# Aufgabenstellung:
Schreibe den Abschnitt des Textes über den Raum der Poesie von „Raum der Poesie: Mission“ bis einschließlich „einrichten und markieren?“ erneut ab. Ersetze dabei jedes Vorkommen von „Transit-Zone“ durch „Übergangszone“.
--- Lesetext ---
Raum der Poesie: Mission Statement

Ich habe den „Raum der Poesie“ ein Portal genannt. Ein Areal der Poiese und der Praxis. Das heißt auch, es ist eine Transit-Zone.

Zonen des Übergangs als nächste Freiräume…

Poiese bedeutet, daß man etwas zur Existenz bringt, was es vorher nicht gab. Es ist grundlegender als das Herstellen, bei dem man auf Rohmaterial zugreift. (In der Transit-Zone wird damit bewußt umgegangen.)

Erschaffenes und Erzeugtes sind zweierlei. (Das Erschaffene ist mit dem Axiom verwandt.) Poetin, Poet und Homo faber… Typen eines kulturellen Narrativs. Weshalb dieser ausdrückliche Bezug auf unsere Kulturgeschichte? Wozu eine Transit-Zone einrichten und markieren?

Weil wir uns in einem Umbruch befinden, der mutmaßlich so radikal und weitreichend ist, wie einst die Durchsetzung der Schriftkultur gegenüber den oralen Kulturen. (Platon beschrieb im „Phaidros“ die Kritik des Sokrates an dieser Entwicklung.) Ich meine aktuell, die Ablöse der Dampfmaschinenmoderne durch die Digitalmoderne mit ihren selbstlernenden Systemen. Das hat eine vergleichbare Dimension und vermutlich ähnlich radikale Auswirkungen auf Gesellschaften.

Nun erlebe ich seit längerer Zeit ein betörendes Getöse rund um das Thema „Künstliche Intelligenz“ und deren praktische Anwendungen. Darin schimmert auch die Idee von „kreativen Maschinen“ durch, die uns Menschen in kulturellen und künstlerischen Bereichen so konkurrenzieren sollen, wie einst die industrielle Facharbeiterschaft von Robotern konkurrenziert wurde.

Vor zwei Jahrzehnten: Publizist David Staretz (links) und Graphic Novelist Jörg Vogeltanz.

Das beeindruckt mich wenig! Der Industrie mag es Profite gebracht haben, Facharbeiter da und dort durch Maschinen zu ersetzen. (Ein Prozeß, dessen Beginn zur Zweiten Industriellen Revolution wurde.) Kunstschaffende sind vergleichsweise billig und überreich präsent, auch Werke gibt es in allen Genres massenhaft. Läßt man einen kleinen Kreis von Kreativen im Hochpreissegment kurz beiseite, muß mir erst einmal jemand vorrechnen, welche Einsparungen durch kreative Maschinen ein relevantes Ausmaß erreichen.
--- Rohdaten ---
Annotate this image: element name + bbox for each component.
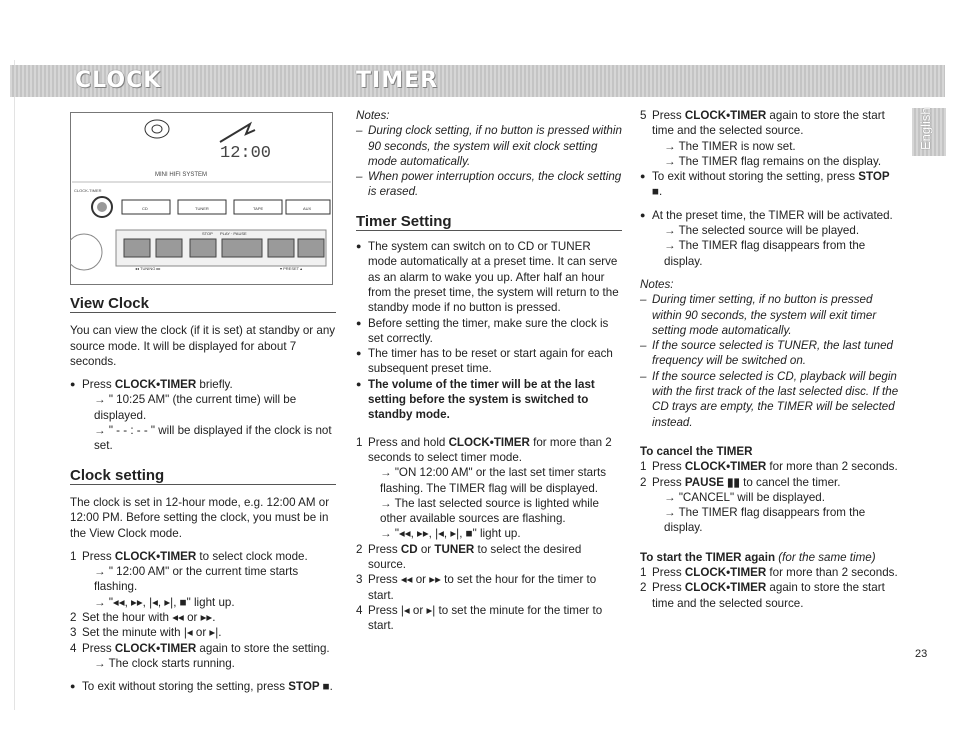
---
--- Rohdaten ---
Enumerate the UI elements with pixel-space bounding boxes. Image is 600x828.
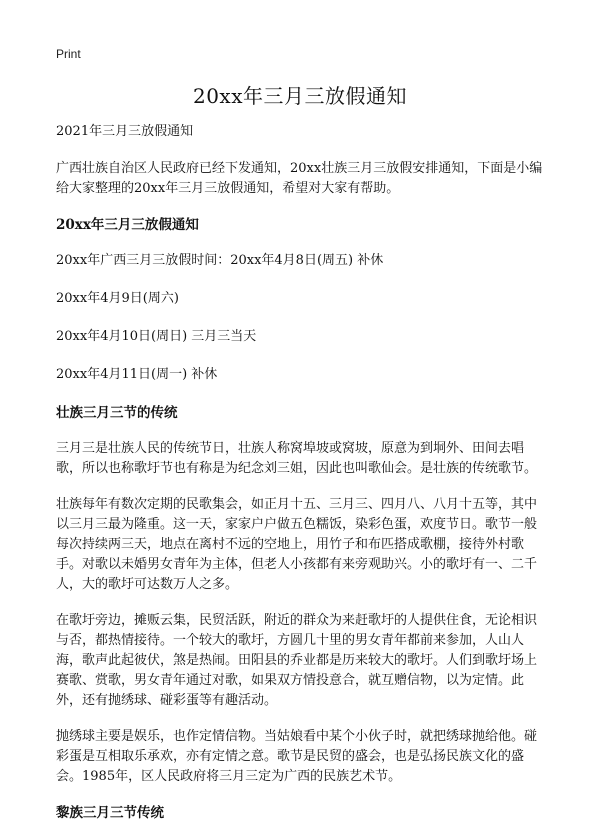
---
# Ergebnis:
Raum der Poesie: Mission Statement

Ich habe den „Raum der Poesie“ ein Portal genannt. Ein Areal der Poiese und der Praxis. Das heißt auch, es ist eine Übergangszone.

Zonen des Übergangs als nächste Freiräume…

Poiese bedeutet, daß man etwas zur Existenz bringt, was es vorher nicht gab. Es ist grundlegender als das Herstellen, bei dem man auf Rohmaterial zugreift. (In der Übergangszone wird damit bewußt umgegangen.)

Erschaffenes und Erzeugtes sind zweierlei. (Das Erschaffene ist mit dem Axiom verwandt.) Poetin, Poet und Homo faber… Typen eines kulturellen Narrativs. Weshalb dieser ausdrückliche Bezug auf unsere Kulturgeschichte? Wozu eine Übergangszone einrichten und markieren?